* _RECORDS SUPPLIED_:
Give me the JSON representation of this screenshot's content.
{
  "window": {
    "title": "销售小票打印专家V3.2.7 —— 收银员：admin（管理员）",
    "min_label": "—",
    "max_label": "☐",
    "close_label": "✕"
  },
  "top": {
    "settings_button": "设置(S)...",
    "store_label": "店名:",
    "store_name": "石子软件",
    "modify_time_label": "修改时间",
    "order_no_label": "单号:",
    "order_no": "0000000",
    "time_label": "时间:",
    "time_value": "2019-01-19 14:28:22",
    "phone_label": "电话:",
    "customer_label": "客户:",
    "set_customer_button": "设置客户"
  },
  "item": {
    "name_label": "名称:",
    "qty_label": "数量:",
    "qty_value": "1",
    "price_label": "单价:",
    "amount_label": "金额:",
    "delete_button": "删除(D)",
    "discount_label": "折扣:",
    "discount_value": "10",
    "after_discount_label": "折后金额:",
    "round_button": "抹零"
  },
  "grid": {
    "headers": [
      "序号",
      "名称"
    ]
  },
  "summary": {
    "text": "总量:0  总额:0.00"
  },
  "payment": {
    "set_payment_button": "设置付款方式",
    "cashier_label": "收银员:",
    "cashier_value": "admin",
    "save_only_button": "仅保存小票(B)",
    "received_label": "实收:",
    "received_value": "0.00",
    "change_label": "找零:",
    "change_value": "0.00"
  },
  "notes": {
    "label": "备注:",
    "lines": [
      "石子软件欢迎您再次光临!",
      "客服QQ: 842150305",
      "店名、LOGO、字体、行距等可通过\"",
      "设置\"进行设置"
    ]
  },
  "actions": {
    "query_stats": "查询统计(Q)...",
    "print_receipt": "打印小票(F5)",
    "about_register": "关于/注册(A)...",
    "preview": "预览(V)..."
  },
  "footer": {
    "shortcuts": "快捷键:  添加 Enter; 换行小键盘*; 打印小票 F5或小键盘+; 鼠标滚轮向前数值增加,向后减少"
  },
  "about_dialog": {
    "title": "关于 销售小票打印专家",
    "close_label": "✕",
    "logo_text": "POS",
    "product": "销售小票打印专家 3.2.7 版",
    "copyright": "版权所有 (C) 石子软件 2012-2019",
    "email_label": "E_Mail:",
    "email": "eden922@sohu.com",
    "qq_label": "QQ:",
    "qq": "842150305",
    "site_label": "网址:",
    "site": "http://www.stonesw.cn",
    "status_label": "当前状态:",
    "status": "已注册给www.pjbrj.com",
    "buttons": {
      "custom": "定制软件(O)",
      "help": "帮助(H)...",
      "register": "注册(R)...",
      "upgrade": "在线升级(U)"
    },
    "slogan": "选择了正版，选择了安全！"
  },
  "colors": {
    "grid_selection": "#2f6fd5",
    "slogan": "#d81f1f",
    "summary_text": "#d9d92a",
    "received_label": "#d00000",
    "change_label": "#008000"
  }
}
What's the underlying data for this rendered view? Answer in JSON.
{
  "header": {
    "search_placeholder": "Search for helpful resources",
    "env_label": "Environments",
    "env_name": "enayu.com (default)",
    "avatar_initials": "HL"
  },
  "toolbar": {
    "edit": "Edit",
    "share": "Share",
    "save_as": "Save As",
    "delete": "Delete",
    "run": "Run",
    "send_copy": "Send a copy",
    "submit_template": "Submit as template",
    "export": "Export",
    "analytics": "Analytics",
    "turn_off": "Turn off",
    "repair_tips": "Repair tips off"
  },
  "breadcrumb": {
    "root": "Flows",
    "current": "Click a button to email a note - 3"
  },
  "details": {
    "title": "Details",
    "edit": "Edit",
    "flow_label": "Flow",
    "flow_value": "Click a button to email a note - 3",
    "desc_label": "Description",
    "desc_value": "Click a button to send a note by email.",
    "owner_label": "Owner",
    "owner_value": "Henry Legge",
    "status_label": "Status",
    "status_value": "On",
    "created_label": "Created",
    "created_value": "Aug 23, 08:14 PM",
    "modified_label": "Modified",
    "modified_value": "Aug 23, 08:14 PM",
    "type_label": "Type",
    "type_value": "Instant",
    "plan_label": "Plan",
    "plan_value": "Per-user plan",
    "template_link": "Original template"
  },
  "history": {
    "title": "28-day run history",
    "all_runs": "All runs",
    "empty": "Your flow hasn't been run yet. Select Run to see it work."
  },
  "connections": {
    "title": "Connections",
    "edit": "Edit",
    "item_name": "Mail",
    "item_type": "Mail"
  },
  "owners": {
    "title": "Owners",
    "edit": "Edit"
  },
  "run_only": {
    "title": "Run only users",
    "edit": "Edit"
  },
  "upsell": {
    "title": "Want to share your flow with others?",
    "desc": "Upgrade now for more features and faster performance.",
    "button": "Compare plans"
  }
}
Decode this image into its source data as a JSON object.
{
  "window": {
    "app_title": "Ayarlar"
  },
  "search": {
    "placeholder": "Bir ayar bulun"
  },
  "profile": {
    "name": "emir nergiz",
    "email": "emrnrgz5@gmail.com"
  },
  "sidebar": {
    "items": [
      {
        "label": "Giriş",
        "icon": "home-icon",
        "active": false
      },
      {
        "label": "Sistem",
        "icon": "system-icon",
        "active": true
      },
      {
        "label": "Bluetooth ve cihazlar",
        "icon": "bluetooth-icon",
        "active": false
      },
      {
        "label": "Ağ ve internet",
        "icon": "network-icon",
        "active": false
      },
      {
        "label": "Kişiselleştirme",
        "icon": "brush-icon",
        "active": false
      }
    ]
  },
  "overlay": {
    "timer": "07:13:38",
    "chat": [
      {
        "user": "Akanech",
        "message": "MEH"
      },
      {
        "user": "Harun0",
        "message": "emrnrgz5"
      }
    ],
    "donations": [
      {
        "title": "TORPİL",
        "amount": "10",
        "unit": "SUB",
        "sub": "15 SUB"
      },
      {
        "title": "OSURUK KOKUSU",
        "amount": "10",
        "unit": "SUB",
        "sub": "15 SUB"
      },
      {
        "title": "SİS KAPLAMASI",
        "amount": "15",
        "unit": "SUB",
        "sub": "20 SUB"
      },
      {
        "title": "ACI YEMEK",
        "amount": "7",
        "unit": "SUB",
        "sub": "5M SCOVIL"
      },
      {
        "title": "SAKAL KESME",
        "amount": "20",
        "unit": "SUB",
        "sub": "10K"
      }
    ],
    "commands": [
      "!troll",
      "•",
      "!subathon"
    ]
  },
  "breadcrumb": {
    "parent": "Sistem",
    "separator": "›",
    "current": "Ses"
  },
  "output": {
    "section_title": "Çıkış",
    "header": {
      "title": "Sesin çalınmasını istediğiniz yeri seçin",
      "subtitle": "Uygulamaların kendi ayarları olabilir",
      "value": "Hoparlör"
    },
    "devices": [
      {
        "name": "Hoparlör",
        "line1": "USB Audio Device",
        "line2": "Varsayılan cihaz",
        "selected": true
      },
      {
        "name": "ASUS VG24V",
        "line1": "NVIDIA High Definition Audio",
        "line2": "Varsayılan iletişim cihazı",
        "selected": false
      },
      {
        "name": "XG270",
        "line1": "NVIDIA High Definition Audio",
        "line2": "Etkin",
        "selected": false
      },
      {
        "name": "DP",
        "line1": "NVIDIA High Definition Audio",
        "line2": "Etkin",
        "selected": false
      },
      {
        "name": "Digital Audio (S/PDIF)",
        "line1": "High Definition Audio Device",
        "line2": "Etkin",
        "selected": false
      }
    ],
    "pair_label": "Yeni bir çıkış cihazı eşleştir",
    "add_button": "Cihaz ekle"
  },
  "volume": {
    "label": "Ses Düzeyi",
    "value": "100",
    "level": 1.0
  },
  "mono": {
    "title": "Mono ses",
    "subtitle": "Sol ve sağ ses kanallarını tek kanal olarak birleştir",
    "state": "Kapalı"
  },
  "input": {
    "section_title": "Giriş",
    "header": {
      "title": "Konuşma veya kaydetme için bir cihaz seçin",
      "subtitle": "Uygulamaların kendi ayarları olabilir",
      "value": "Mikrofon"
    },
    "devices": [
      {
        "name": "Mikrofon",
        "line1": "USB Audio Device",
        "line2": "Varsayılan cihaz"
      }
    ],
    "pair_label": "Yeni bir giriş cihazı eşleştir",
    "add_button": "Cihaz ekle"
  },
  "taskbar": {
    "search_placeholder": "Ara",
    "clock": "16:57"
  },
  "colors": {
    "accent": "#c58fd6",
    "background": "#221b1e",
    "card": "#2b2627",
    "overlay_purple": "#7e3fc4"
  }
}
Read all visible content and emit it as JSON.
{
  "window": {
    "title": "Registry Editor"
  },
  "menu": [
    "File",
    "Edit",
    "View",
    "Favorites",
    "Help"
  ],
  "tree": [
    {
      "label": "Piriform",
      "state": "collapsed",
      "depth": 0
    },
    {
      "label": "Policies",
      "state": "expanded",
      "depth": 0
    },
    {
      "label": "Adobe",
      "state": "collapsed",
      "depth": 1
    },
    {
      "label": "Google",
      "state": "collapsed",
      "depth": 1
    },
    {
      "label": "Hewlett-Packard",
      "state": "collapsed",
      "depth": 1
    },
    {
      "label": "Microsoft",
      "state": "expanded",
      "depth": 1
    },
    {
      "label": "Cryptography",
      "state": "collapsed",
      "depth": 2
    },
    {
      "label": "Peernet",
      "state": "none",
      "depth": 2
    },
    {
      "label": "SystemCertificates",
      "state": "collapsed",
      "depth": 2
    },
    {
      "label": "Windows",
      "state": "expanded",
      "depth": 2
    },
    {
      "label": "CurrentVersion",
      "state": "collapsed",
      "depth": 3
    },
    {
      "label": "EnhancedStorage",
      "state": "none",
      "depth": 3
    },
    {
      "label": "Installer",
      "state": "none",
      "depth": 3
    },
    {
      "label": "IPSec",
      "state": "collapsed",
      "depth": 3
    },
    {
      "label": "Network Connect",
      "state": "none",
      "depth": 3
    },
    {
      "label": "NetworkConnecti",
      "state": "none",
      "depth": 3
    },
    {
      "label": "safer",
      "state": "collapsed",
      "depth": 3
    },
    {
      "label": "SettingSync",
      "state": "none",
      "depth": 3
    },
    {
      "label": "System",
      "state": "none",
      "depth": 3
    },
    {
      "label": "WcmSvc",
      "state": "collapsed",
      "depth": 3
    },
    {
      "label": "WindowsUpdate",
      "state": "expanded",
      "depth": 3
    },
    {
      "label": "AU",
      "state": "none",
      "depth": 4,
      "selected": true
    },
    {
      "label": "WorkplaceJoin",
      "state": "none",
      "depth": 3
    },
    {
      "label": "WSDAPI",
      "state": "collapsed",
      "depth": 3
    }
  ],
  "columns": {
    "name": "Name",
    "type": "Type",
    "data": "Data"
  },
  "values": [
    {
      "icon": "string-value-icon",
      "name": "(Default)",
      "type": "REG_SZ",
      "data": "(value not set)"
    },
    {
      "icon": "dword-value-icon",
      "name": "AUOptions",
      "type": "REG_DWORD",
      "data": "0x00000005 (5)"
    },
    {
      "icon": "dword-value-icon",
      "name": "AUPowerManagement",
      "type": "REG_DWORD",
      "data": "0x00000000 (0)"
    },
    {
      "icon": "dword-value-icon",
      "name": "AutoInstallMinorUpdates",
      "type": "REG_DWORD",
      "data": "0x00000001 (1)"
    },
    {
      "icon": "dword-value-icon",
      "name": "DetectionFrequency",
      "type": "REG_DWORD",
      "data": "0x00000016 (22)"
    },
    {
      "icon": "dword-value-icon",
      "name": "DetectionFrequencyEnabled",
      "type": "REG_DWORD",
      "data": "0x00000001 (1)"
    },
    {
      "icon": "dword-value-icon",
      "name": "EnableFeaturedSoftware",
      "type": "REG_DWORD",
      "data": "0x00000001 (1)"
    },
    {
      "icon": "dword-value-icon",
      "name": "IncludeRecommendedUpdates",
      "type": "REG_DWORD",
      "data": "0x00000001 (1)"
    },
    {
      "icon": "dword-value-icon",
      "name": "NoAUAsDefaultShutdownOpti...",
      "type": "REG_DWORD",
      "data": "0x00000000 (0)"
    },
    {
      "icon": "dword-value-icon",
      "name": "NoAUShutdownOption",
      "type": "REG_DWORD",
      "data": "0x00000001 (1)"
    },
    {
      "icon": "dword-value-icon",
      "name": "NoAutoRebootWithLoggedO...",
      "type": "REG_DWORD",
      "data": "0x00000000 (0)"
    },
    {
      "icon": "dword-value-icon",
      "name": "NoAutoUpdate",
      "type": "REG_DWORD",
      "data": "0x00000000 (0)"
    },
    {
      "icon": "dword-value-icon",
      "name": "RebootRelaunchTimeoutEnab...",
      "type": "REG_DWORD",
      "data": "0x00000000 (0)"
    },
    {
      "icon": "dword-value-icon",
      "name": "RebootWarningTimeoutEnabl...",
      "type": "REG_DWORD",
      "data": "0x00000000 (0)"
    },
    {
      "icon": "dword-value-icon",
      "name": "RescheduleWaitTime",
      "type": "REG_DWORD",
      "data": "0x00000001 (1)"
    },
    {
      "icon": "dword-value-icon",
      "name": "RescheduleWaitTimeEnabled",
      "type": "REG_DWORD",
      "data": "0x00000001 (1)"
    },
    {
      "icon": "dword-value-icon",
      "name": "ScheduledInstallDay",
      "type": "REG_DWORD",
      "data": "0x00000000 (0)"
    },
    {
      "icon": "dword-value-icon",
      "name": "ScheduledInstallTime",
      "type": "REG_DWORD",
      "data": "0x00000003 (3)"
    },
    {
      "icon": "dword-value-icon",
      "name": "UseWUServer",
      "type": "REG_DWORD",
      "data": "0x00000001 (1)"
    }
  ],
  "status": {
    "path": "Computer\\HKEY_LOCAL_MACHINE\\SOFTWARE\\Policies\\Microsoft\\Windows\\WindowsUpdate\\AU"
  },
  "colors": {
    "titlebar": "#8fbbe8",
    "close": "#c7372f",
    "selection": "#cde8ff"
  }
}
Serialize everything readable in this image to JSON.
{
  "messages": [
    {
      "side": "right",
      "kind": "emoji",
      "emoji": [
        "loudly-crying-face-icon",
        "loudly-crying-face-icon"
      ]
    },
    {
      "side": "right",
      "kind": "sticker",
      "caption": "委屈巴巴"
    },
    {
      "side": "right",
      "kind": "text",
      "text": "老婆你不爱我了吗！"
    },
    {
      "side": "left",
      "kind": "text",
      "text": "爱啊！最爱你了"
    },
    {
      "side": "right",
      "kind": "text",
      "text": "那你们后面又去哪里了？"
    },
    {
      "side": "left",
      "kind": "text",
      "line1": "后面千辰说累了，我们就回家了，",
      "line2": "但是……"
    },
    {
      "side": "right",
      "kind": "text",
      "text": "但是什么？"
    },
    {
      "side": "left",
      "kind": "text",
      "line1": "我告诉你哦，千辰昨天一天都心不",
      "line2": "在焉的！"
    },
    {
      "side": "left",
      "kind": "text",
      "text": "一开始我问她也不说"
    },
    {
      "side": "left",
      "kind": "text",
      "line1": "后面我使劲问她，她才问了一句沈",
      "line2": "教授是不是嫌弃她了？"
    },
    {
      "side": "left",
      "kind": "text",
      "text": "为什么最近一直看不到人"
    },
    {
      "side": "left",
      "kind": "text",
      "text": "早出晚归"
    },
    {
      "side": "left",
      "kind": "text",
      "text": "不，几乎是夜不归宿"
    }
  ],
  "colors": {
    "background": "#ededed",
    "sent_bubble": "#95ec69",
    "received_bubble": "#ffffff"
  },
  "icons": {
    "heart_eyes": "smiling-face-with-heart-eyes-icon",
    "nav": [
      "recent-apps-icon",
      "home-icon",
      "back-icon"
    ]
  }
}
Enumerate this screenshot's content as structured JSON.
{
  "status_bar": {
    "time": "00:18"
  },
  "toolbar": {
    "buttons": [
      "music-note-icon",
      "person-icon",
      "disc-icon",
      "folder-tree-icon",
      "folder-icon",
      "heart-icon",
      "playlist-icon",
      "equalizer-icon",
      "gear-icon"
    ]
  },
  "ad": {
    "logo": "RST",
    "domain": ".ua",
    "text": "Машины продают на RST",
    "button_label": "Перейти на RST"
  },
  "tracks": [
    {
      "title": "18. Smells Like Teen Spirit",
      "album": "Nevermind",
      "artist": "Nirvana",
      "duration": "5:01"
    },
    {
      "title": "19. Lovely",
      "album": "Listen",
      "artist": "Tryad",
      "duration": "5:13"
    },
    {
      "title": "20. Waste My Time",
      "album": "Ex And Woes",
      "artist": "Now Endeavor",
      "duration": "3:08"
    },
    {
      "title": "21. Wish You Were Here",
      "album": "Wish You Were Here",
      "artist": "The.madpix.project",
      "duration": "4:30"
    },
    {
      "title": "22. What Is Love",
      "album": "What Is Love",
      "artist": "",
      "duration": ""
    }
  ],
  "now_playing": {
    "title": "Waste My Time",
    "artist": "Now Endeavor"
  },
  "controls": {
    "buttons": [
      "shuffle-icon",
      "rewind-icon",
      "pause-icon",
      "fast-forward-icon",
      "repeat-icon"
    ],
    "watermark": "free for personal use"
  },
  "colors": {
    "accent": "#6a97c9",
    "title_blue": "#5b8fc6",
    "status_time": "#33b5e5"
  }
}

* _SHORT EXERCISE_: Copy every line from the entries that contains the word "Here".

* _RESULT OF THE TASK_:
      "title": "21. Wish You Were Here",
      "album": "Wish You Were Here",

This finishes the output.